> [The task]
In the lines below, how many hold the word "ylabel"? Answer only with the number.
[Start of Data]
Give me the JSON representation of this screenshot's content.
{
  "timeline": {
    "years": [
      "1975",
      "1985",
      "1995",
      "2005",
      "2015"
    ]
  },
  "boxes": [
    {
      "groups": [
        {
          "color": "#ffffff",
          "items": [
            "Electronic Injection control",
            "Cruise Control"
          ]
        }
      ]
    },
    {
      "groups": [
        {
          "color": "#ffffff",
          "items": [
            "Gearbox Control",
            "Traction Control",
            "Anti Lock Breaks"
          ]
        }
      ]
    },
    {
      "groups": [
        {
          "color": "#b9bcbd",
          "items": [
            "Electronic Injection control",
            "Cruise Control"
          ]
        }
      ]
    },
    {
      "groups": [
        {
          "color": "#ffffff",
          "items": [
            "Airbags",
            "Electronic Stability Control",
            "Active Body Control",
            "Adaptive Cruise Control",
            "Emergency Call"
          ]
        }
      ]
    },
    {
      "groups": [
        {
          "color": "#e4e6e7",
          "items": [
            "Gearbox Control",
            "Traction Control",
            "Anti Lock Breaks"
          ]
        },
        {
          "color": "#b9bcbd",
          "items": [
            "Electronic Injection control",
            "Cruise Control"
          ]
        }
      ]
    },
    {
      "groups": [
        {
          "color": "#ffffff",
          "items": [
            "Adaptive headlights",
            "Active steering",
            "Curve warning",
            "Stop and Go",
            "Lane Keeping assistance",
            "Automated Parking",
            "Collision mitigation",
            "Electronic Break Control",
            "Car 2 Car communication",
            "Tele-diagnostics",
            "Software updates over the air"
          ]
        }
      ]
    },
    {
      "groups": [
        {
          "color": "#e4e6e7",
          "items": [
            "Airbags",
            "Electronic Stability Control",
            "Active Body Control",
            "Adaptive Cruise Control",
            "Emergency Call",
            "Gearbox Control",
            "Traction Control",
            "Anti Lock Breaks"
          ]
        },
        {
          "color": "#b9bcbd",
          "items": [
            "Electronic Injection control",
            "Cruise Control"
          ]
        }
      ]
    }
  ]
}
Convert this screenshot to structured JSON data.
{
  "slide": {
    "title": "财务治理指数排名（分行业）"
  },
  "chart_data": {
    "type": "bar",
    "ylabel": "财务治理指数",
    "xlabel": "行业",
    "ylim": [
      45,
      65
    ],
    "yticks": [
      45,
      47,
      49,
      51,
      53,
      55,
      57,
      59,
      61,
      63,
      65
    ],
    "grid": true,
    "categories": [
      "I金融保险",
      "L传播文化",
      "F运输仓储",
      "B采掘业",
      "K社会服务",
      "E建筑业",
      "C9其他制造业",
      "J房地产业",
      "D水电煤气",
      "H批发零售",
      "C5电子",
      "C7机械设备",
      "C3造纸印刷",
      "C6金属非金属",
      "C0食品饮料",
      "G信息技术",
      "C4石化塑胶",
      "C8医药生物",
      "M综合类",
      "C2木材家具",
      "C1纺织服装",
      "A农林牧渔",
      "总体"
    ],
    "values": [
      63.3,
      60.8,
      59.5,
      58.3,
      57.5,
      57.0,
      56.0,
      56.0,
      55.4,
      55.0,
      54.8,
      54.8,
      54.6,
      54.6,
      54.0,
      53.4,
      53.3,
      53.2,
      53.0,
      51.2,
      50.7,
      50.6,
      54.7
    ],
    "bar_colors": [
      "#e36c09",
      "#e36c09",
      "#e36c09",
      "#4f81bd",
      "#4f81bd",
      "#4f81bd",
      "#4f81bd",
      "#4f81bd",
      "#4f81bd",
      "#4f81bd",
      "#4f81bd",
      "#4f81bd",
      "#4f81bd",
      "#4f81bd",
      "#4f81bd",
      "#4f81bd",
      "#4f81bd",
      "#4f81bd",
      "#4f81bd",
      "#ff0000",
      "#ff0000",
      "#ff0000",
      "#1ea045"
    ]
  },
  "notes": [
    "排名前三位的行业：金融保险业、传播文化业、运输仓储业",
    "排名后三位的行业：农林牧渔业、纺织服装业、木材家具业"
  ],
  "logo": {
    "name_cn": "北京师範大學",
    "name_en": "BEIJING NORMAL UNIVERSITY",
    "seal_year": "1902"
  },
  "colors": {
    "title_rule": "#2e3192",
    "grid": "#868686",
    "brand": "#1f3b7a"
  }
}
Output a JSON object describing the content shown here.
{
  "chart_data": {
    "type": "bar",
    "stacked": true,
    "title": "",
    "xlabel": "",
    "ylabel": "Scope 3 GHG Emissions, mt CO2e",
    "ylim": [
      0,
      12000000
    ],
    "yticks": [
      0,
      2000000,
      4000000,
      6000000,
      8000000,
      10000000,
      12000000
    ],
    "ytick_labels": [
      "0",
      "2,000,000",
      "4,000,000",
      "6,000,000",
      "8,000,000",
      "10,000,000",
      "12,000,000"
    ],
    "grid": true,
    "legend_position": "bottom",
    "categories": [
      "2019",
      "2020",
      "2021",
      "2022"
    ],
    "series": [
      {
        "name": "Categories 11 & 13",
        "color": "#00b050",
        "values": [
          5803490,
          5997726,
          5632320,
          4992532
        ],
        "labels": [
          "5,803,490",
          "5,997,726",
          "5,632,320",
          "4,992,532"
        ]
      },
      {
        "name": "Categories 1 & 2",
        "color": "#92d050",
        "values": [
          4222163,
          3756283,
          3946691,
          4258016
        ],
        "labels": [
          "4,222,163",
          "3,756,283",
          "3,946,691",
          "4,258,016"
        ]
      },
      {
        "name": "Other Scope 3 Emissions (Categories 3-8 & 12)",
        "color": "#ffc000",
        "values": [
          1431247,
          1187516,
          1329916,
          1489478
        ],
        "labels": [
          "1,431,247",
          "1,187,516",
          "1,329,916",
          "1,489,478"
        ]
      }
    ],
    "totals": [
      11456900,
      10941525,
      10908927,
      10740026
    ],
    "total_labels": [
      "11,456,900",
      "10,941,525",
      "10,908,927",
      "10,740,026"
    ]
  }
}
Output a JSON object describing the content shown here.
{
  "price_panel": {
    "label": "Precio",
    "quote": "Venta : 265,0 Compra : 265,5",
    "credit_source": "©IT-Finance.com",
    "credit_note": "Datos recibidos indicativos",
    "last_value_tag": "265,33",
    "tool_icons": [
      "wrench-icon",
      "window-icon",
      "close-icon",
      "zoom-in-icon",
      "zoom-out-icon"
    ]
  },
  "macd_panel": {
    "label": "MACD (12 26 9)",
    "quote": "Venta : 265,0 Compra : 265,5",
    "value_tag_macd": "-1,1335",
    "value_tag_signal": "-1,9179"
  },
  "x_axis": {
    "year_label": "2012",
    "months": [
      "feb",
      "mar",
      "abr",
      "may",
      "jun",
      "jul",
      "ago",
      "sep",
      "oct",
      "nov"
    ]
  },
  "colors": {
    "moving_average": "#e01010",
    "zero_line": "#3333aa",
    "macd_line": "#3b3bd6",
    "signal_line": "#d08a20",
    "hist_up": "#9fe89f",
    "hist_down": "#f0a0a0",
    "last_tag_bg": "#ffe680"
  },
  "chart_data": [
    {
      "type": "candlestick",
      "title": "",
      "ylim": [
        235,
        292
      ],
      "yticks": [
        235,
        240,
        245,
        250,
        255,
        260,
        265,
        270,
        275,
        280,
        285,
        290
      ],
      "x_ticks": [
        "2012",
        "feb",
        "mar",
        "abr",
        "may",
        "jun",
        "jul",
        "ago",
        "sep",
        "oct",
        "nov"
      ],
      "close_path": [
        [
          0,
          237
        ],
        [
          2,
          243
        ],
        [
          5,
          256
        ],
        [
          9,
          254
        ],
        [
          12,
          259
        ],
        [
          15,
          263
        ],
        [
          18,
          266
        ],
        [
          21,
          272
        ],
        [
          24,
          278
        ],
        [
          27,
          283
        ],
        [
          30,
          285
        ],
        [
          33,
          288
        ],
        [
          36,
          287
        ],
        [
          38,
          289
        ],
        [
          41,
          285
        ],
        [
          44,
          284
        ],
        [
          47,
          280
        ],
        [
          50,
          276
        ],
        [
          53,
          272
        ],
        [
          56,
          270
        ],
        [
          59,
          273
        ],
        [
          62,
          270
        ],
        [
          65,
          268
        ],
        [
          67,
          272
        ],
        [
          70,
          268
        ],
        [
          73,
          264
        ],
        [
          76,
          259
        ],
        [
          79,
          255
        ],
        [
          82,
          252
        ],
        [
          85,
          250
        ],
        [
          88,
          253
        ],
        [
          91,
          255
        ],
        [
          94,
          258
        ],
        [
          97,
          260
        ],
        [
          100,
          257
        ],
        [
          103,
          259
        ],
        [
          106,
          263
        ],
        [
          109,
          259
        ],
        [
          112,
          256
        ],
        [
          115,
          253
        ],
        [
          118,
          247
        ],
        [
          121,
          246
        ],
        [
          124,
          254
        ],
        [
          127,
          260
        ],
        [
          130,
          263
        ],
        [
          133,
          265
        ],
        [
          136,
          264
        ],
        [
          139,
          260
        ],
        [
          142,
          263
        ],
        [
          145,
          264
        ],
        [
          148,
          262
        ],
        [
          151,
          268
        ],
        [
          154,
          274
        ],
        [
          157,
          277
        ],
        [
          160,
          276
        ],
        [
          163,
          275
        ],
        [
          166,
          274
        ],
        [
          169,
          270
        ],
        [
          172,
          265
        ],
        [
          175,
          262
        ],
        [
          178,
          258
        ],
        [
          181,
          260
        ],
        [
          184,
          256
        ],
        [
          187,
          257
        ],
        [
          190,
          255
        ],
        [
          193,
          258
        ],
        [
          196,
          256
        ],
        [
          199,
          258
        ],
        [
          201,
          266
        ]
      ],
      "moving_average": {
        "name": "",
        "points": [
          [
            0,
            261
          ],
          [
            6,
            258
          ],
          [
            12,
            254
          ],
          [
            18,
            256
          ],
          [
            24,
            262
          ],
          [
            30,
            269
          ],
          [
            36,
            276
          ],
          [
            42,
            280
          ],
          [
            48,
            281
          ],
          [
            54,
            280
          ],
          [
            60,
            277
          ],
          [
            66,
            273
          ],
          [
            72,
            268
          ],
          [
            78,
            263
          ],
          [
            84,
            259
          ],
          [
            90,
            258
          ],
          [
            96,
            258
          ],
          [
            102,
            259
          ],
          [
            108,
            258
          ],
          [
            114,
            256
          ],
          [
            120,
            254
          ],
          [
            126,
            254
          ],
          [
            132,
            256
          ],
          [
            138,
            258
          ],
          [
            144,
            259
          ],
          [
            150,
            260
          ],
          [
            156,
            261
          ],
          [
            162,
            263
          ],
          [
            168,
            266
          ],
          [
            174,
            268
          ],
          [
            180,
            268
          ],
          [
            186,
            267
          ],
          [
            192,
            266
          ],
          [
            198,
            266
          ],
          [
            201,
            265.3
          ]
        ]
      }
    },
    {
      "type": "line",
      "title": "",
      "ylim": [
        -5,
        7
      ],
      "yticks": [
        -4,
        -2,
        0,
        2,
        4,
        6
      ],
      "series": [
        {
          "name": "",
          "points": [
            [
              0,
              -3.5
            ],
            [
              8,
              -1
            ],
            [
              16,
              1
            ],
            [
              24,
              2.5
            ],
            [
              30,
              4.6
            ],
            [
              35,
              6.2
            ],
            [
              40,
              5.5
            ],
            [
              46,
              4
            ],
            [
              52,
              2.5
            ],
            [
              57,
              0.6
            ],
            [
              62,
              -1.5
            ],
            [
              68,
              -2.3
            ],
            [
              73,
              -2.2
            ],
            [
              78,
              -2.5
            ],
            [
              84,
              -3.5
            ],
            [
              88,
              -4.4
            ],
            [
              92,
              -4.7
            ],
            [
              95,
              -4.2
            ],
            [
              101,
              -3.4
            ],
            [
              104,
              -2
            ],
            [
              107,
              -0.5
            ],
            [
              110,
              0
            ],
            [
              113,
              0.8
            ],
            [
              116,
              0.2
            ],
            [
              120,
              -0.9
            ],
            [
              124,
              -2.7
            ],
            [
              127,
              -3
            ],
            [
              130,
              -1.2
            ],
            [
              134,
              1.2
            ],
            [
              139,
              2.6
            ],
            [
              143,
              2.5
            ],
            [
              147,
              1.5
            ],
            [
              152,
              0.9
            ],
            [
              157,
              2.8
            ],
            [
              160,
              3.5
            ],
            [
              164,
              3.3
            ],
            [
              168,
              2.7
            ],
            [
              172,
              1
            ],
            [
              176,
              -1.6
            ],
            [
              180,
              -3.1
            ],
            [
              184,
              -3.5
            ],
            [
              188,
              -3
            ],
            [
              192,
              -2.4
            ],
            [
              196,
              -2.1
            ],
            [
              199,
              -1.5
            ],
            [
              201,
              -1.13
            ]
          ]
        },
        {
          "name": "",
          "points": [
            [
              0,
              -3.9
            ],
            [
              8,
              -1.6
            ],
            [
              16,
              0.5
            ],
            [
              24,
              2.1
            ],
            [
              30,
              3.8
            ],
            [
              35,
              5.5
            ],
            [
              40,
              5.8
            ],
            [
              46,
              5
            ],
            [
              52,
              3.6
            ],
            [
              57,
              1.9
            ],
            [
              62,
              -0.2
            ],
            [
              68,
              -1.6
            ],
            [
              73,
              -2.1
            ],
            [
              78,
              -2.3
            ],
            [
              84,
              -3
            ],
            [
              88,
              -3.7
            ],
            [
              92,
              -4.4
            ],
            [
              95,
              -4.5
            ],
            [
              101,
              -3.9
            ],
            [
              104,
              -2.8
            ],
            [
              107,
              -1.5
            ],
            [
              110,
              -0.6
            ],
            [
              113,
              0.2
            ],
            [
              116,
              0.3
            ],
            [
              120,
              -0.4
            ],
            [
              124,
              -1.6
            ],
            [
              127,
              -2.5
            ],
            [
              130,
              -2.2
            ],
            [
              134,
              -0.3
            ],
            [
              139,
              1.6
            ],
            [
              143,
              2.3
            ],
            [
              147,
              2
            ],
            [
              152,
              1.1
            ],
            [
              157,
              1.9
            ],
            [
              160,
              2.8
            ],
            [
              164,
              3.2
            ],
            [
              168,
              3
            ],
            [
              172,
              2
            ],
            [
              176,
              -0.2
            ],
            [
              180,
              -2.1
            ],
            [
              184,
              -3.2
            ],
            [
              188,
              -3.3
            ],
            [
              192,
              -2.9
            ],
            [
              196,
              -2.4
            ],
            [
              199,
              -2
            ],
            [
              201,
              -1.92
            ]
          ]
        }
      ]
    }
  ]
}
[End of Data]
> [Correct result]
2